Data records:
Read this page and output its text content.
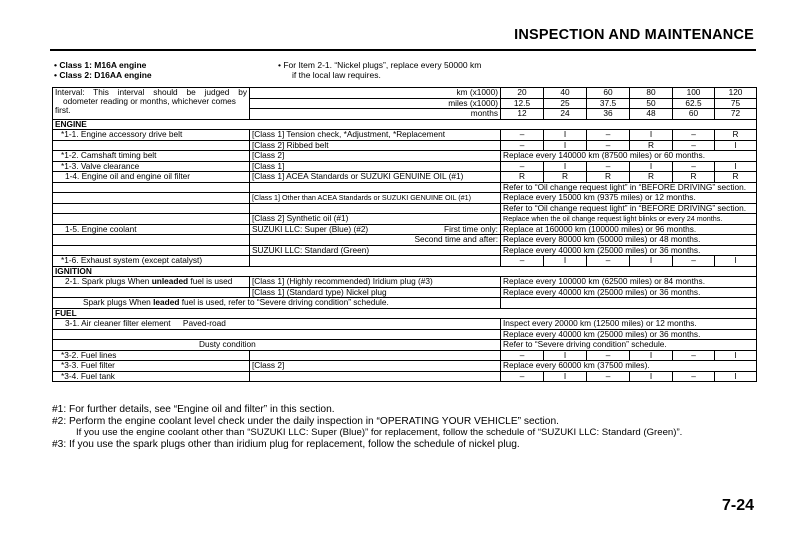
INSPECTION AND MAINTENANCE
• Class 1: M16A engine
• Class 2: D16AA engine
• For Item 2-1. “Nickel plugs”, replace every 50000 km
if the local law requires.
Interval: This interval should be judged by
odometer reading or months, whichever comes
first.	km (x1000)	20	40	60	80	100	120
	miles (x1000)	12.5	25	37.5	50	62.5	75
	months	12	24	36	48	60	72
ENGINE							
*1-1. Engine accessory drive belt	[Class 1] Tension check, *Adjustment, *Replacement	–	I	–	I	–	R
	[Class 2] Ribbed belt	–	I	–	R	–	I
*1-2. Camshaft timing belt	[Class 2]	Replace every 140000 km (87500 miles) or 60 months.					
*1-3. Valve clearance	[Class 1]	–	I	–	I	–	I
1-4. Engine oil and engine oil filter	[Class 1] ACEA Standards or SUZUKI GENUINE OIL (#1)	R	R	R	R	R	R
		Refer to “Oil change request light” in “BEFORE DRIVING” section.					
	[Class 1] Other than ACEA Standards or SUZUKI GENUINE OIL (#1)	Replace every 15000 km (9375 miles) or 12 months.					
		Refer to “Oil change request light” in “BEFORE DRIVING” section.					
	[Class 2] Synthetic oil (#1)	Replace when the oil change request light blinks or every 24 months.					
1-5. Engine coolant	SUZUKI LLC: Super (Blue) (#2) First time only:	Replace at 160000 km (100000 miles) or 96 months.					
	Second time and after:	Replace every 80000 km (50000 miles) or 48 months.					
	SUZUKI LLC: Standard (Green)	Replace every 40000 km (25000 miles) or 36 months.					
*1-6. Exhaust system (except catalyst)		–	I	–	I	–	I
IGNITION							
2-1. Spark plugs When unleaded fuel is used	[Class 1] (Highly recommended) Iridium plug (#3)	Replace every 100000 km (62500 miles) or 84 months.					
	[Class 1] (Standard type) Nickel plug	Replace every 40000 km (25000 miles) or 36 months.					
Spark plugs When leaded fuel is used, refer to “Severe driving condition” schedule.							
FUEL							
3-1. Air cleaner filter element Paved-road		Inspect every 20000 km (12500 miles) or 12 months.					
		Replace every 40000 km (25000 miles) or 36 months.					
Dusty condition		Refer to “Severe driving condition” schedule.					
*3-2. Fuel lines		–	I	–	I	–	I
*3-3. Fuel filter	[Class 2]	Replace every 60000 km (37500 miles).					
*3-4. Fuel tank		–	I	–	I	–	I
#1: For further details, see “Engine oil and filter” in this section.
#2: Perform the engine coolant level check under the daily inspection in “OPERATING YOUR VEHICLE” section.
If you use the engine coolant other than “SUZUKI LLC: Super (Blue)” for replacement, follow the schedule of “SUZUKI LLC: Standard (Green)”.
#3: If you use the spark plugs other than iridium plug for replacement, follow the schedule of nickel plug.
7-24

* [To be done]: Every line above should be returned word for word, with the pictures left behind.

* [Full output]:
Read this page and output its text content.
INSPECTION AND MAINTENANCE
• Class 1: M16A engine
• Class 2: D16AA engine
• For Item 2-1. “Nickel plugs”, replace every 50000 km
if the local law requires.
Interval: This interval should be judged by
odometer reading or months, whichever comes
first.	km (x1000)	20	40	60	80	100	120
	miles (x1000)	12.5	25	37.5	50	62.5	75
	months	12	24	36	48	60	72
ENGINE							
*1-1. Engine accessory drive belt	[Class 1] Tension check, *Adjustment, *Replacement	–	I	–	I	–	R
	[Class 2] Ribbed belt	–	I	–	R	–	I
*1-2. Camshaft timing belt	[Class 2]	Replace every 140000 km (87500 miles) or 60 months.					
*1-3. Valve clearance	[Class 1]	–	I	–	I	–	I
1-4. Engine oil and engine oil filter	[Class 1] ACEA Standards or SUZUKI GENUINE OIL (#1)	R	R	R	R	R	R
		Refer to “Oil change request light” in “BEFORE DRIVING” section.					
	[Class 1] Other than ACEA Standards or SUZUKI GENUINE OIL (#1)	Replace every 15000 km (9375 miles) or 12 months.					
		Refer to “Oil change request light” in “BEFORE DRIVING” section.					
	[Class 2] Synthetic oil (#1)	Replace when the oil change request light blinks or every 24 months.					
1-5. Engine coolant	SUZUKI LLC: Super (Blue) (#2) First time only:	Replace at 160000 km (100000 miles) or 96 months.					
	Second time and after:	Replace every 80000 km (50000 miles) or 48 months.					
	SUZUKI LLC: Standard (Green)	Replace every 40000 km (25000 miles) or 36 months.					
*1-6. Exhaust system (except catalyst)		–	I	–	I	–	I
IGNITION							
2-1. Spark plugs When unleaded fuel is used	[Class 1] (Highly recommended) Iridium plug (#3)	Replace every 100000 km (62500 miles) or 84 months.					
	[Class 1] (Standard type) Nickel plug	Replace every 40000 km (25000 miles) or 36 months.					
Spark plugs When leaded fuel is used, refer to “Severe driving condition” schedule.							
FUEL							
3-1. Air cleaner filter element Paved-road		Inspect every 20000 km (12500 miles) or 12 months.					
		Replace every 40000 km (25000 miles) or 36 months.					
Dusty condition		Refer to “Severe driving condition” schedule.					
*3-2. Fuel lines		–	I	–	I	–	I
*3-3. Fuel filter	[Class 2]	Replace every 60000 km (37500 miles).					
*3-4. Fuel tank		–	I	–	I	–	I
#1: For further details, see “Engine oil and filter” in this section.
#2: Perform the engine coolant level check under the daily inspection in “OPERATING YOUR VEHICLE” section.
If you use the engine coolant other than “SUZUKI LLC: Super (Blue)” for replacement, follow the schedule of “SUZUKI LLC: Standard (Green)”.
#3: If you use the spark plugs other than iridium plug for replacement, follow the schedule of nickel plug.
7-24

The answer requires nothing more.